## Records provided

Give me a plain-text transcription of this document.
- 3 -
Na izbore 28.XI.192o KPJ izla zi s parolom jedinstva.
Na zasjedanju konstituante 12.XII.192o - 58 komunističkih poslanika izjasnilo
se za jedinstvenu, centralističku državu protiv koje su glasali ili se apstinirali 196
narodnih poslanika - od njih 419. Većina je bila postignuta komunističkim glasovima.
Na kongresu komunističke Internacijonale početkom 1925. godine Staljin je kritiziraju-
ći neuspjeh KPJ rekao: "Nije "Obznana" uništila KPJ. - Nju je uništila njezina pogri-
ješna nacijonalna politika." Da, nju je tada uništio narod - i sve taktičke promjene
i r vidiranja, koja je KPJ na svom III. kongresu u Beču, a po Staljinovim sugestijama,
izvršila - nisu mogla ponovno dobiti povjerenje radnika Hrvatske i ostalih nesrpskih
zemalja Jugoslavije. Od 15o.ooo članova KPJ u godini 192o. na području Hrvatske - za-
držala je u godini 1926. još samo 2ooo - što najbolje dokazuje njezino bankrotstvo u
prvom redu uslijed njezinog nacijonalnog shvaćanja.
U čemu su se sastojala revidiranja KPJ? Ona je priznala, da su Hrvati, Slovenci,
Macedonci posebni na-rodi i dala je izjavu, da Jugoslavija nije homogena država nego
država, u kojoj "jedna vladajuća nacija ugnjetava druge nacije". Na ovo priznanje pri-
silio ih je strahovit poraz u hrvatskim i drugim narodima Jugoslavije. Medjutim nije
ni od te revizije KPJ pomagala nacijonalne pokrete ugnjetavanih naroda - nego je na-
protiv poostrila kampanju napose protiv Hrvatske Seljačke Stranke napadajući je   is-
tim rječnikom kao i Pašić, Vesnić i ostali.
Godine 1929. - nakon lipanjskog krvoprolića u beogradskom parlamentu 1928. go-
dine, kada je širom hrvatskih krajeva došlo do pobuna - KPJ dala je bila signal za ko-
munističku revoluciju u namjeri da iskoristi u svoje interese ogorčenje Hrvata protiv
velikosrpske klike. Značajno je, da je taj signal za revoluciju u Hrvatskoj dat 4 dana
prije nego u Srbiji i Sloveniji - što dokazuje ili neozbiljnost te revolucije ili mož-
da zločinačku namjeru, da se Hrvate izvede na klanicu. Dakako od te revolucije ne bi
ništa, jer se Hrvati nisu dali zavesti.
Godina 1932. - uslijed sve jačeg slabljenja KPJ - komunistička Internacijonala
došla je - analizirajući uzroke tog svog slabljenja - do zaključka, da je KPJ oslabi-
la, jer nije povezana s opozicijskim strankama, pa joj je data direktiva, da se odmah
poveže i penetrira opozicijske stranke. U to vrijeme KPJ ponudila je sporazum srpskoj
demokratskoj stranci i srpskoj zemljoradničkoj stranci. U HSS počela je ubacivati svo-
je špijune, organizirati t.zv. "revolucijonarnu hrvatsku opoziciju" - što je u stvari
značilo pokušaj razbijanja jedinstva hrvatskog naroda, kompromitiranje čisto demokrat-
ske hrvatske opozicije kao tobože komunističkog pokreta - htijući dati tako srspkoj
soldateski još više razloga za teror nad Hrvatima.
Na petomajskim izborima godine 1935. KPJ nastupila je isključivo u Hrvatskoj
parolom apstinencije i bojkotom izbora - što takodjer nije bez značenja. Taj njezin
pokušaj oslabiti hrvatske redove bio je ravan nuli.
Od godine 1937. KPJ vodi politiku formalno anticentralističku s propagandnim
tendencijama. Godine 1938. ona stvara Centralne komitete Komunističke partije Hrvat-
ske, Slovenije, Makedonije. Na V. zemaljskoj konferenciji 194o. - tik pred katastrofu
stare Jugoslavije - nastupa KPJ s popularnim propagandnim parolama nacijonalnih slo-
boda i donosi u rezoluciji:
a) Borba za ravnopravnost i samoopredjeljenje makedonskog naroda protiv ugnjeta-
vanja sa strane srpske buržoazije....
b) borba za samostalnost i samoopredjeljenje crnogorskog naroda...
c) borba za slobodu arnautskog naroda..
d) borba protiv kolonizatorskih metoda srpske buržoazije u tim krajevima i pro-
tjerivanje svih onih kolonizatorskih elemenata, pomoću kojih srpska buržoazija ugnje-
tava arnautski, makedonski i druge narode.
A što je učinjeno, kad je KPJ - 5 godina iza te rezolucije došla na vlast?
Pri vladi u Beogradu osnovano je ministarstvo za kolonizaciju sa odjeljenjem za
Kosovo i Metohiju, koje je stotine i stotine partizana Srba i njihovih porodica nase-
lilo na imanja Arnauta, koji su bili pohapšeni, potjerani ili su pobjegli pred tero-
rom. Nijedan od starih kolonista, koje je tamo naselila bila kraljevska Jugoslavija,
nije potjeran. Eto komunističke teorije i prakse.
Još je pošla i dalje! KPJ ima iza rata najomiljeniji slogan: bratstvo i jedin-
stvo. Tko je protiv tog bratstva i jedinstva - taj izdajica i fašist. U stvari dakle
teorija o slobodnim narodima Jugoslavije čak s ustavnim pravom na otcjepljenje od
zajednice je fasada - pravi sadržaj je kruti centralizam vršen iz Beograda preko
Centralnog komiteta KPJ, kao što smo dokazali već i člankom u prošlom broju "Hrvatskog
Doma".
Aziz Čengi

## Set task
Copy the records above exactly.

## Final result
Give me a plain-text transcription of this document.
- 3 -
Na izbore 28.XI.192o KPJ izla zi s parolom jedinstva.
Na zasjedanju konstituante 12.XII.192o - 58 komunističkih poslanika izjasnilo
se za jedinstvenu, centralističku državu protiv koje su glasali ili se apstinirali 196
narodnih poslanika - od njih 419. Većina je bila postignuta komunističkim glasovima.
Na kongresu komunističke Internacijonale početkom 1925. godine Staljin je kritiziraju-
ći neuspjeh KPJ rekao: "Nije "Obznana" uništila KPJ. - Nju je uništila njezina pogri-
ješna nacijonalna politika." Da, nju je tada uništio narod - i sve taktičke promjene
i r vidiranja, koja je KPJ na svom III. kongresu u Beču, a po Staljinovim sugestijama,
izvršila - nisu mogla ponovno dobiti povjerenje radnika Hrvatske i ostalih nesrpskih
zemalja Jugoslavije. Od 15o.ooo članova KPJ u godini 192o. na području Hrvatske - za-
držala je u godini 1926. još samo 2ooo - što najbolje dokazuje njezino bankrotstvo u
prvom redu uslijed njezinog nacijonalnog shvaćanja.
U čemu su se sastojala revidiranja KPJ? Ona je priznala, da su Hrvati, Slovenci,
Macedonci posebni na-rodi i dala je izjavu, da Jugoslavija nije homogena država nego
država, u kojoj "jedna vladajuća nacija ugnjetava druge nacije". Na ovo priznanje pri-
silio ih je strahovit poraz u hrvatskim i drugim narodima Jugoslavije. Medjutim nije
ni od te revizije KPJ pomagala nacijonalne pokrete ugnjetavanih naroda - nego je na-
protiv poostrila kampanju napose protiv Hrvatske Seljačke Stranke napadajući je   is-
tim rječnikom kao i Pašić, Vesnić i ostali.
Godine 1929. - nakon lipanjskog krvoprolića u beogradskom parlamentu 1928. go-
dine, kada je širom hrvatskih krajeva došlo do pobuna - KPJ dala je bila signal za ko-
munističku revoluciju u namjeri da iskoristi u svoje interese ogorčenje Hrvata protiv
velikosrpske klike. Značajno je, da je taj signal za revoluciju u Hrvatskoj dat 4 dana
prije nego u Srbiji i Sloveniji - što dokazuje ili neozbiljnost te revolucije ili mož-
da zločinačku namjeru, da se Hrvate izvede na klanicu. Dakako od te revolucije ne bi
ništa, jer se Hrvati nisu dali zavesti.
Godina 1932. - uslijed sve jačeg slabljenja KPJ - komunistička Internacijonala
došla je - analizirajući uzroke tog svog slabljenja - do zaključka, da je KPJ oslabi-
la, jer nije povezana s opozicijskim strankama, pa joj je data direktiva, da se odmah
poveže i penetrira opozicijske stranke. U to vrijeme KPJ ponudila je sporazum srpskoj
demokratskoj stranci i srpskoj zemljoradničkoj stranci. U HSS počela je ubacivati svo-
je špijune, organizirati t.zv. "revolucijonarnu hrvatsku opoziciju" - što je u stvari
značilo pokušaj razbijanja jedinstva hrvatskog naroda, kompromitiranje čisto demokrat-
ske hrvatske opozicije kao tobože komunističkog pokreta - htijući dati tako srspkoj
soldateski još više razloga za teror nad Hrvatima.
Na petomajskim izborima godine 1935. KPJ nastupila je isključivo u Hrvatskoj
parolom apstinencije i bojkotom izbora - što takodjer nije bez značenja. Taj njezin
pokušaj oslabiti hrvatske redove bio je ravan nuli.
Od godine 1937. KPJ vodi politiku formalno anticentralističku s propagandnim
tendencijama. Godine 1938. ona stvara Centralne komitete Komunističke partije Hrvat-
ske, Slovenije, Makedonije. Na V. zemaljskoj konferenciji 194o. - tik pred katastrofu
stare Jugoslavije - nastupa KPJ s popularnim propagandnim parolama nacijonalnih slo-
boda i donosi u rezoluciji:
a) Borba za ravnopravnost i samoopredjeljenje makedonskog naroda protiv ugnjeta-
vanja sa strane srpske buržoazije....
b) borba za samostalnost i samoopredjeljenje crnogorskog naroda...
c) borba za slobodu arnautskog naroda..
d) borba protiv kolonizatorskih metoda srpske buržoazije u tim krajevima i pro-
tjerivanje svih onih kolonizatorskih elemenata, pomoću kojih srpska buržoazija ugnje-
tava arnautski, makedonski i druge narode.
A što je učinjeno, kad je KPJ - 5 godina iza te rezolucije došla na vlast?
Pri vladi u Beogradu osnovano je ministarstvo za kolonizaciju sa odjeljenjem za
Kosovo i Metohiju, koje je stotine i stotine partizana Srba i njihovih porodica nase-
lilo na imanja Arnauta, koji su bili pohapšeni, potjerani ili su pobjegli pred tero-
rom. Nijedan od starih kolonista, koje je tamo naselila bila kraljevska Jugoslavija,
nije potjeran. Eto komunističke teorije i prakse.
Još je pošla i dalje! KPJ ima iza rata najomiljeniji slogan: bratstvo i jedin-
stvo. Tko je protiv tog bratstva i jedinstva - taj izdajica i fašist. U stvari dakle
teorija o slobodnim narodima Jugoslavije čak s ustavnim pravom na otcjepljenje od
zajednice je fasada - pravi sadržaj je kruti centralizam vršen iz Beograda preko
Centralnog komiteta KPJ, kao što smo dokazali već i člankom u prošlom broju "Hrvatskog
Doma".
Aziz Čengi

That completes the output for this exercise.